## START The data
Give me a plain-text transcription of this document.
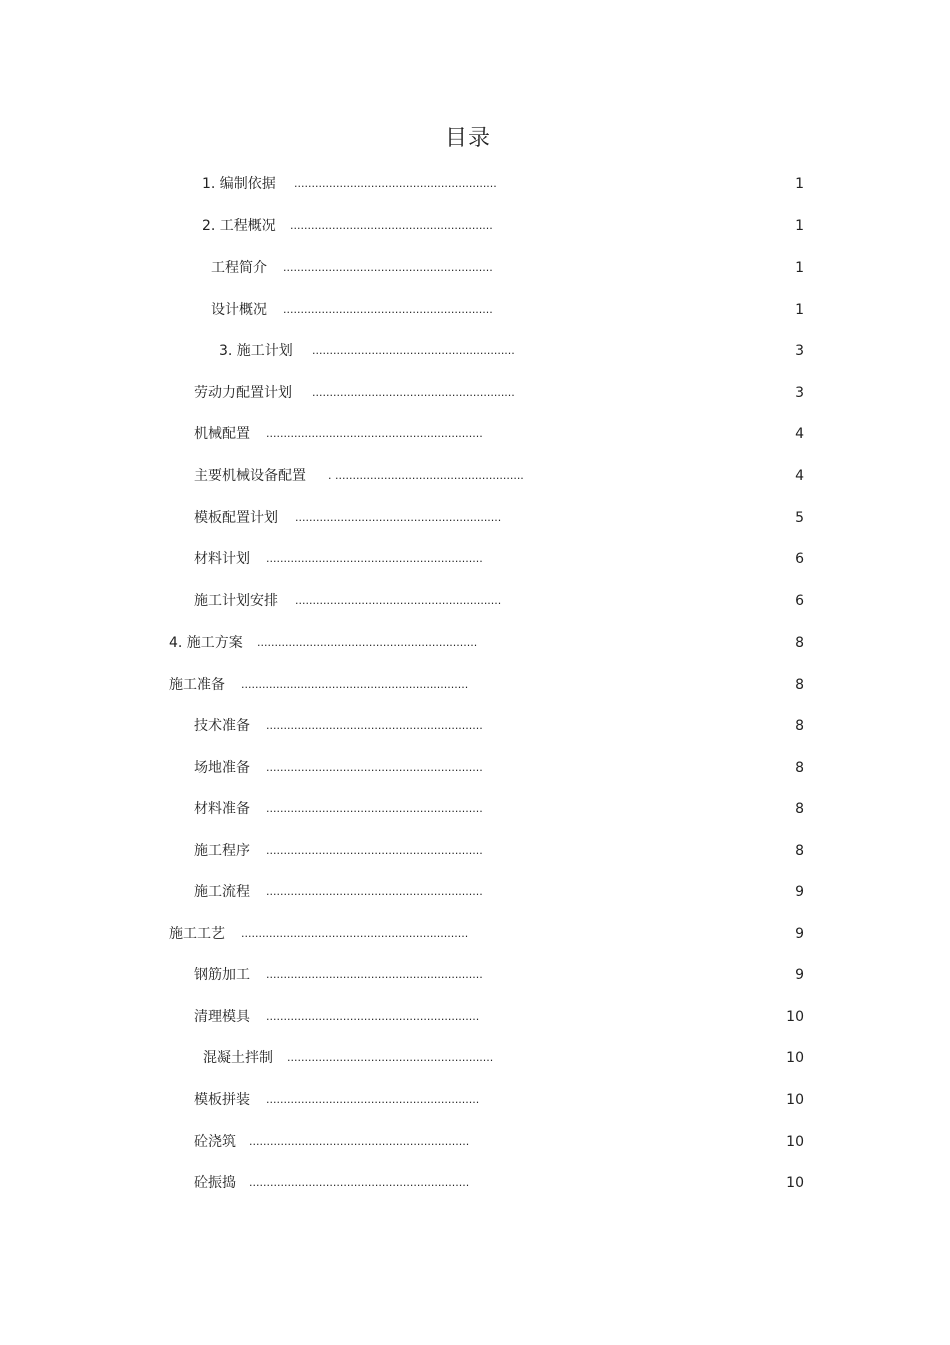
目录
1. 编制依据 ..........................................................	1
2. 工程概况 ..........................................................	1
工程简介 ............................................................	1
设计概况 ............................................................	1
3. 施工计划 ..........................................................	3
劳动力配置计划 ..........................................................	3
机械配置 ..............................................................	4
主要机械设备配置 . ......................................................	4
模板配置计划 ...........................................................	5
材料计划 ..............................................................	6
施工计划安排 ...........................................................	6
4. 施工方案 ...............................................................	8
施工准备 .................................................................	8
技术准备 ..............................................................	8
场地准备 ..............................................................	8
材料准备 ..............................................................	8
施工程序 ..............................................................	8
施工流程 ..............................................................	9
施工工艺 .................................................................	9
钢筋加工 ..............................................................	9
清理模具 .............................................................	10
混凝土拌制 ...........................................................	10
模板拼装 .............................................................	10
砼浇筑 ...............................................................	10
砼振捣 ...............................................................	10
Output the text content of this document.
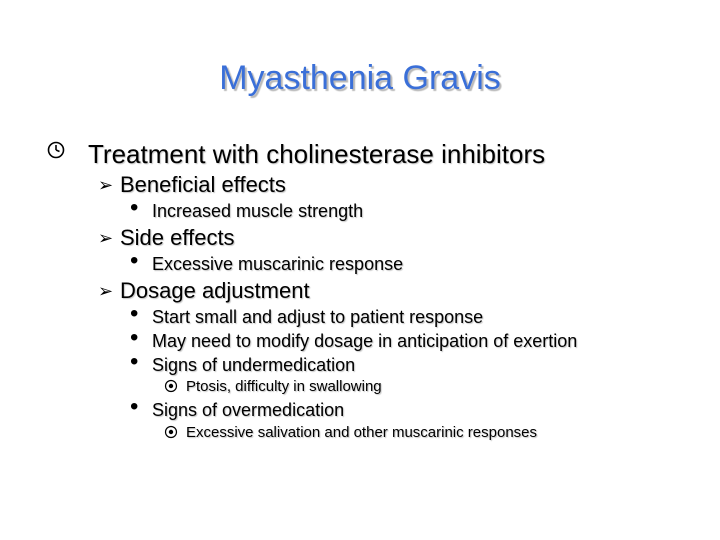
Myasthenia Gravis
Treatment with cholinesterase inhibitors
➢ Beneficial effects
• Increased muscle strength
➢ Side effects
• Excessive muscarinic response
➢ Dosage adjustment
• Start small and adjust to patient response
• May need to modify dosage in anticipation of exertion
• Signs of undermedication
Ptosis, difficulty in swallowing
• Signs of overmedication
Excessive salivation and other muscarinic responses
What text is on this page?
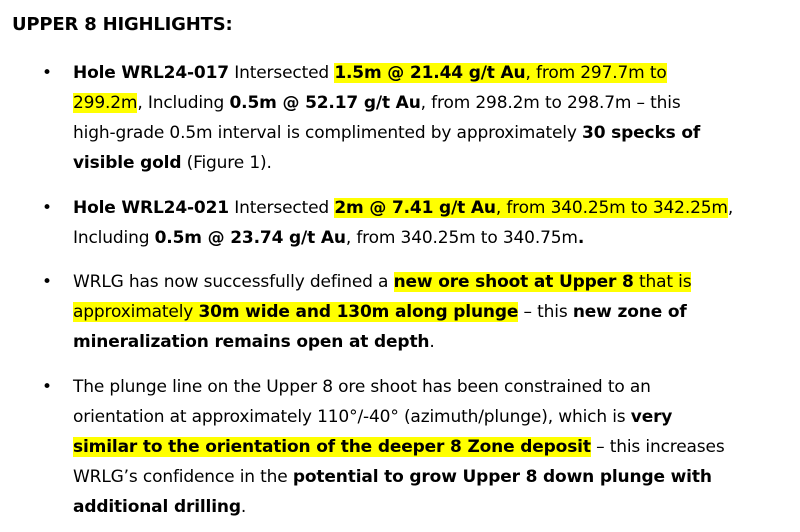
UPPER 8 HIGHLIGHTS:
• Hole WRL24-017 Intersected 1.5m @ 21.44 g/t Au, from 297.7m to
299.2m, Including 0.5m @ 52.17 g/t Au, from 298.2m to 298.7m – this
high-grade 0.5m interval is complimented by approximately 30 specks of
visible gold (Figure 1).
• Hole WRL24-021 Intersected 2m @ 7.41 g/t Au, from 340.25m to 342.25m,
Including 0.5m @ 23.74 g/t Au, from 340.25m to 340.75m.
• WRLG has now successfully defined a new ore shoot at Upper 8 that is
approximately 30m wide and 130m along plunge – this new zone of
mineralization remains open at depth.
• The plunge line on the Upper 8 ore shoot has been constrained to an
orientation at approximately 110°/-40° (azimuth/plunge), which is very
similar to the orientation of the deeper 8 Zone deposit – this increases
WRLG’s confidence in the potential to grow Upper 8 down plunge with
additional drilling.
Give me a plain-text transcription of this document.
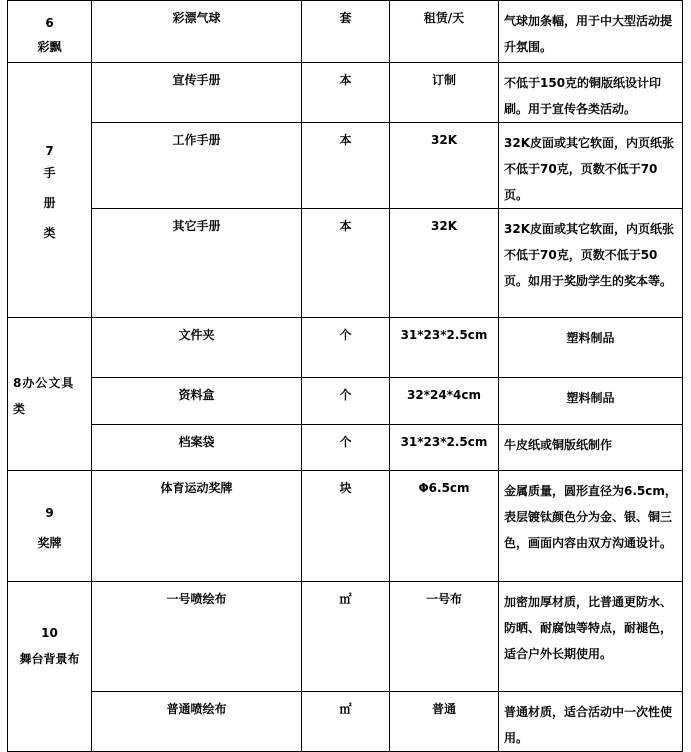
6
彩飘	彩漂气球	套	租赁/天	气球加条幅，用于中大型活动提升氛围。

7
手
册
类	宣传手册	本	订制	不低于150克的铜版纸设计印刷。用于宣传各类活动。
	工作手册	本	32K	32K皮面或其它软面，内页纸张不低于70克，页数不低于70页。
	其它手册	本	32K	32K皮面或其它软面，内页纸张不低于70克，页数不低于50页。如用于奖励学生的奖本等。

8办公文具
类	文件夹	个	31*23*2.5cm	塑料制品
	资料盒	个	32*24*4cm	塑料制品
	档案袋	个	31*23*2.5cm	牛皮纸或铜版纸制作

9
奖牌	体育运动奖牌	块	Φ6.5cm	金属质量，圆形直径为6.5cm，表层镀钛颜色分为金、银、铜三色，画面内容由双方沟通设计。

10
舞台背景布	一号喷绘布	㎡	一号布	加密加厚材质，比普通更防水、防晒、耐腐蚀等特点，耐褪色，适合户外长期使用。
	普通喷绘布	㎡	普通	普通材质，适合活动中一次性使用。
## END The data
Written task -> Copy out each line in the preceding records that contains "塑料制品".

Reply ->
类	文件夹	个	31*23*2.5cm	塑料制品
	资料盒	个	32*24*4cm	塑料制品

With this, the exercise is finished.